**SOURCE**
##############################

Hossan Leong (梁榮耀 (梁荣耀, Liáng Róngyào); born 10 July 1969) is a Singaporean stage and screen actor, television host, radio deejay and comedian.

==Personal life==
He was born 10 July 1969 in Singapore, Leong was educated at Anglo-Chinese School and Anglo-Chinese Junior College and studied electronics at the French Singapore Institute, which was since transferred in February 1993 and currently part of Nanyang Polytechnic. He is of Cantonese descent and speaks Cantonese.

==Career==
Leong started his showbiz career as a television actor and starred in several TCS English and Chinese language dramas during the 1990s before diversifying into theatre and comedy.

Having learned French while studying at the French-Singapore Institute, he is fluent in the language and worked with the Alliance française for some time. In 2010 he was conferred the Chevalier de l'Ordre des Arts et des Lettres by the French Ministry of Culture.

Besides acting, Leong was also a radio deejay with Gold 90.5FM. He came under media spotlight after he was reportedly censured for announcing the disruption to the Circle Line train services on the morning of 14 December 2011 as SMRT had not issued an official statement. As host of the weekday breakfast show, Leong had a practice of reading out user comments on Twitter account regarding public transport and traffic conditions. The station's response triggered massive criticism from many netizens and listeners already angered by SMRT's delay in announcing the disruption, which took place during the early morning "rush hour" and affected thousands. Leong later released an apology on his Twitter account and asked readers to "move on" from the incident.

##############################

**TASK REQUIREMENTS**
1. Print the part of the biographical article on Hossan Leong that begins at the words "Hossan Leong (梁榮耀" and stops after the words "and speaks Cantonese.", copying it word for word.
2. Answer these questions from the biographical article on Hossan Leong:
(a) Which radio station did Leong work for as a deejay?
(b) What honor did the French Ministry of Culture confer on him in 2010?
(c) What subject did he study at the French Singapore Institute?
3. Write the next part of the biographical article on Hossan Leong, starting after its final sentence.

**DATASET ROWS**
##############################

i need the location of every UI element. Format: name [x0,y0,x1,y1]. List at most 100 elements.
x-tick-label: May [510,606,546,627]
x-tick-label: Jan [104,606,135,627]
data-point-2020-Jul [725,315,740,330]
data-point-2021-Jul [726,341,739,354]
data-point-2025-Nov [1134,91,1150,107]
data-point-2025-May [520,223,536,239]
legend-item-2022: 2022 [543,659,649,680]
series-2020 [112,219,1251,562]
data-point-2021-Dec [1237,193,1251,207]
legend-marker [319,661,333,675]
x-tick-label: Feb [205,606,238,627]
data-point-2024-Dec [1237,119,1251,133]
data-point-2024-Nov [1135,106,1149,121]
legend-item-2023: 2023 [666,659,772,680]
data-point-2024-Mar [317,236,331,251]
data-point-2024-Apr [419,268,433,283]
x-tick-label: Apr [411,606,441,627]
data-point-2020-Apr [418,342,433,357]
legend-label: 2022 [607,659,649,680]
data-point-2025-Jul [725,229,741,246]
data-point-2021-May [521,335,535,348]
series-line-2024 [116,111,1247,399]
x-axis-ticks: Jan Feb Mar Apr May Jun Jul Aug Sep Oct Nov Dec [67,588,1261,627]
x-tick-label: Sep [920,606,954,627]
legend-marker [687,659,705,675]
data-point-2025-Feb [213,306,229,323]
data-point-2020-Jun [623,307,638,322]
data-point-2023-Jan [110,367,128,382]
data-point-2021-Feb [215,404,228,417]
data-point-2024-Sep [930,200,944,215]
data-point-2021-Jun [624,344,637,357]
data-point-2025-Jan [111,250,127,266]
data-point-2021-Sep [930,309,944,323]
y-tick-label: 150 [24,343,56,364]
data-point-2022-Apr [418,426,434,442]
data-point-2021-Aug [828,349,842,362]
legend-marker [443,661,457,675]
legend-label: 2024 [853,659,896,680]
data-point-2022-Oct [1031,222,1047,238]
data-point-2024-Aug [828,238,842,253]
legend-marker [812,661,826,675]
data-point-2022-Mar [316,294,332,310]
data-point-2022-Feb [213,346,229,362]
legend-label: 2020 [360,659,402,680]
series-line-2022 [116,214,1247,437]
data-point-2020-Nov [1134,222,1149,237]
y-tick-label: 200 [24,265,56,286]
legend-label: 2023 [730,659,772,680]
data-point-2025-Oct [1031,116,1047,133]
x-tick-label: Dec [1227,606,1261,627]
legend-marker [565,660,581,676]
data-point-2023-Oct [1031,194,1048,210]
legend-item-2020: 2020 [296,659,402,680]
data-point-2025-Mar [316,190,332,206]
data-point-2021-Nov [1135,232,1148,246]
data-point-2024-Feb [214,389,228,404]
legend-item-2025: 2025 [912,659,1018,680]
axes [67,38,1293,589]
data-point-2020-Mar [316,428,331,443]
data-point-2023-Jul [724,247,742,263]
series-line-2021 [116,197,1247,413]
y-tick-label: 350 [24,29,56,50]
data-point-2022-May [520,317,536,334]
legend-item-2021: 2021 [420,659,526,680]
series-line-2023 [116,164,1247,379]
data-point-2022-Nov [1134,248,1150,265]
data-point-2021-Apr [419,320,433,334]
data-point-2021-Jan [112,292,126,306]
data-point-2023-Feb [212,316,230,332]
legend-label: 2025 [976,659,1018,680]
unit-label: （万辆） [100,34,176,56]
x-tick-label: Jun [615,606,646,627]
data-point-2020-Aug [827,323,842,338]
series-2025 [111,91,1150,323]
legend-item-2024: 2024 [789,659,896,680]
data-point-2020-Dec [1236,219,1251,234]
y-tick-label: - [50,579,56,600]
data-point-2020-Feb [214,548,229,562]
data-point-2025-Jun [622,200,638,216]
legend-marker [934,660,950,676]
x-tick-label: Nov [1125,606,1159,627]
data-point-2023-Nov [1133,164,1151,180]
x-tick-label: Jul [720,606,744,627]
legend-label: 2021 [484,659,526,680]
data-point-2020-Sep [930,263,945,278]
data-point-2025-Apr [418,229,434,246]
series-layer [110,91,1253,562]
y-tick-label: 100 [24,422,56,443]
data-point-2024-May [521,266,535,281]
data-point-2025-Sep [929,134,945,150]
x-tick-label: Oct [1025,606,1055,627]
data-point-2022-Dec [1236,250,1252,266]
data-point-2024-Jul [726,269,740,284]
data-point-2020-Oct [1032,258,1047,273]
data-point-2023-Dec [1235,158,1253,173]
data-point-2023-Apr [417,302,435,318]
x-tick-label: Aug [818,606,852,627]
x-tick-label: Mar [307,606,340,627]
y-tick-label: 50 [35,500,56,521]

##############################

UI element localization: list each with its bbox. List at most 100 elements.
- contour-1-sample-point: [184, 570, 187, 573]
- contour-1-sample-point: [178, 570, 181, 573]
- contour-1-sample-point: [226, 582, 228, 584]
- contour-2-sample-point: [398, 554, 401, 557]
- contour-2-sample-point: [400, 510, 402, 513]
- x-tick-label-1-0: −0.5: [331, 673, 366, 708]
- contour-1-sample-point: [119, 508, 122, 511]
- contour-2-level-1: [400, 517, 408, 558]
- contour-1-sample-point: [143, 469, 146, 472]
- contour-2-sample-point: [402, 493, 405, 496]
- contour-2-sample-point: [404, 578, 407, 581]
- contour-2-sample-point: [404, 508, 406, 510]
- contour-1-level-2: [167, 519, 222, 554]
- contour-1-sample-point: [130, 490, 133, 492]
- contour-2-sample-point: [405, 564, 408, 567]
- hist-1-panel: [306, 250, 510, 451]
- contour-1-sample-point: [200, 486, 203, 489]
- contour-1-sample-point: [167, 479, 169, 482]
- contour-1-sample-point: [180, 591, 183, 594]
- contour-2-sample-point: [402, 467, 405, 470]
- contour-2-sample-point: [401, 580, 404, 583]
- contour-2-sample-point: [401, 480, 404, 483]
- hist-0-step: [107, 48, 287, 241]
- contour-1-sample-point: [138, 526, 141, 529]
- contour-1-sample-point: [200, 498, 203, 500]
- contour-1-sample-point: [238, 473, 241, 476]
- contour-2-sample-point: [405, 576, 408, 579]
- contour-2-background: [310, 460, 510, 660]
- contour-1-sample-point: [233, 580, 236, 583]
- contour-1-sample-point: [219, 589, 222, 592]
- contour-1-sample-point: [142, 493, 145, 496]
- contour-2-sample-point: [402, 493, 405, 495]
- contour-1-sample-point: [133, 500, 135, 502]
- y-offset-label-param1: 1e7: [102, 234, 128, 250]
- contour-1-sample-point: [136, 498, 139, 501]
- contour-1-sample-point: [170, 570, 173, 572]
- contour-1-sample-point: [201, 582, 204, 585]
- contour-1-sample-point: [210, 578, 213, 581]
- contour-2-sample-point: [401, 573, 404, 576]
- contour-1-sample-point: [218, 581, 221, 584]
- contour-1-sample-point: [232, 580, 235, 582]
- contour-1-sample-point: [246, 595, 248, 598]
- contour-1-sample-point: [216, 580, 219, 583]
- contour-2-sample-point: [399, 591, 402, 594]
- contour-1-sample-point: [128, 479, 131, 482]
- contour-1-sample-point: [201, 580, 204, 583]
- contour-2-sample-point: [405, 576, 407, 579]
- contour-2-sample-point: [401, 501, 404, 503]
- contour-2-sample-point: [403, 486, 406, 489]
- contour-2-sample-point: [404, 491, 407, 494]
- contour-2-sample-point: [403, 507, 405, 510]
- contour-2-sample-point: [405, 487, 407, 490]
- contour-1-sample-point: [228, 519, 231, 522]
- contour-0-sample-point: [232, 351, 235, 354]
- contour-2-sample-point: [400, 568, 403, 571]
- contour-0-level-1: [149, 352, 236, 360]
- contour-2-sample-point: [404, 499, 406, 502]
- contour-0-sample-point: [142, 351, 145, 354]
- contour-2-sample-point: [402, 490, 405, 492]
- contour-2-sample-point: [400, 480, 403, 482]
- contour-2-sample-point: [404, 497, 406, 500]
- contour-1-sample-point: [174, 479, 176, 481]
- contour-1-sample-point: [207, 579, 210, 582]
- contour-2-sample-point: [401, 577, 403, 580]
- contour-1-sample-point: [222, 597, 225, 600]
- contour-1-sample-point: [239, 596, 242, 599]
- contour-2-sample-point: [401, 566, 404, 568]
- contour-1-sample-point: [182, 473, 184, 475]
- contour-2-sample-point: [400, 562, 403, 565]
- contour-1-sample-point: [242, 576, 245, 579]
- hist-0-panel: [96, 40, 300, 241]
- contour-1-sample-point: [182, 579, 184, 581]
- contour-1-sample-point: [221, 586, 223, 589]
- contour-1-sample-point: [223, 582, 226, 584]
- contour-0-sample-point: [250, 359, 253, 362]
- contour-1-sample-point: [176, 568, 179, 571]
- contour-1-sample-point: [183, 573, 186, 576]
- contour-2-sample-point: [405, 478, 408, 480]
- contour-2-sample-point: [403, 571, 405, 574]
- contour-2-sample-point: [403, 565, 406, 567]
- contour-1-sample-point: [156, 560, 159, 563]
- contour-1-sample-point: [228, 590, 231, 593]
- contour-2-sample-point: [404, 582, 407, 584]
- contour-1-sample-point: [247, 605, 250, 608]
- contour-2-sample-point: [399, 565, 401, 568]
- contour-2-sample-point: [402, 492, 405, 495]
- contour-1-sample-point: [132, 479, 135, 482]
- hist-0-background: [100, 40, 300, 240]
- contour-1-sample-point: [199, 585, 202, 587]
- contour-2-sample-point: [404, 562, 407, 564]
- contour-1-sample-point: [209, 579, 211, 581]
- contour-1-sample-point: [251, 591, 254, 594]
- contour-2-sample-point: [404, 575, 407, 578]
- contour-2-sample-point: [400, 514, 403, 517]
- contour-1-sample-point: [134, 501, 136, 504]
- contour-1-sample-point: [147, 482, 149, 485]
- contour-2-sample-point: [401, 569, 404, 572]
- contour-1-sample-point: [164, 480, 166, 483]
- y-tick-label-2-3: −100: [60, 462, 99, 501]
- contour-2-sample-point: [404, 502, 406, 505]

##############################

**TASK-BY-TASK OUTPUTS**
1.
Hossan Leong (梁榮耀 (梁荣耀, Liáng Róngyào); born 10 July 1969) is a Singaporean stage and screen actor, television host, radio deejay and comedian.

==Personal life==
He was born 10 July 1969 in Singapore, Leong was educated at Anglo-Chinese School and Anglo-Chinese Junior College and studied electronics at the French Singapore Institute, which was since transferred in February 1993 and currently part of Nanyang Polytechnic. He is of Cantonese descent and speaks Cantonese.

2.
(a) Gold 90.5FM
(b) The Chevalier de l'Ordre des Arts et des Lettres
(c) Electronics

3.
==Filmography==
===Film===

| Year | Title | Role | Ref. |
|---|---|---|---|
| 2017 | The Fortune Handbook | Fortune God intern |  |
| 2007 | Just Follow Law | Land Redevelopment Authority (LRA) Representative |  |
| 2005 | One Last Dance | Treesan |  |
| 2002 | I Not Stupid | Ben |  |
| 2001 | One Leg Kicking | Eugene |  |

===Television===

| Year | Title | Role | Notes | Ref. |
|---|---|---|---|---|
| 2017 | Eat Already? 3 | Mo Dok |  |  |
| 2016-2017 | Eat Already? 2 | Mo Mun |  |  |
| 2009 | Perfect Cut II 一切完美2 |  |  |  |
| 2006 | ABC DJ |  | Executive producer |  |
| 2005 | A New Life 有福 | Ah Gen |  |  |
| 1996 | Can I Help You? | Jimmy Tok |  |  |

===Theatre===

| Year | Title | Role |
|---|---|---|
| 2019 | Hossan-ah! 50 |  |
| 2017 | Army Daze 2 | Malcolm Png |
| 2012 | The Hossan Leong Show 2012 - Flying Solo |  |
| 2011 | The Hossan Leong Show 2011 (Episode 3) |  |
| 2010 | The Hossan Leong Show 2010 (Episode 2) |  |
| 2009 | The Hossan Leong Show |  |
| 2002 | Forbidden City: Portrait of An Empress | Gatekeeper 1 |
| 1997 | Chang & Eng | Royal Messenger/Doctor |

===Shows hosted===
- We Are Singaporeans (2011 - present)
- The Rocky Horror Show (2012) (Singapore tour)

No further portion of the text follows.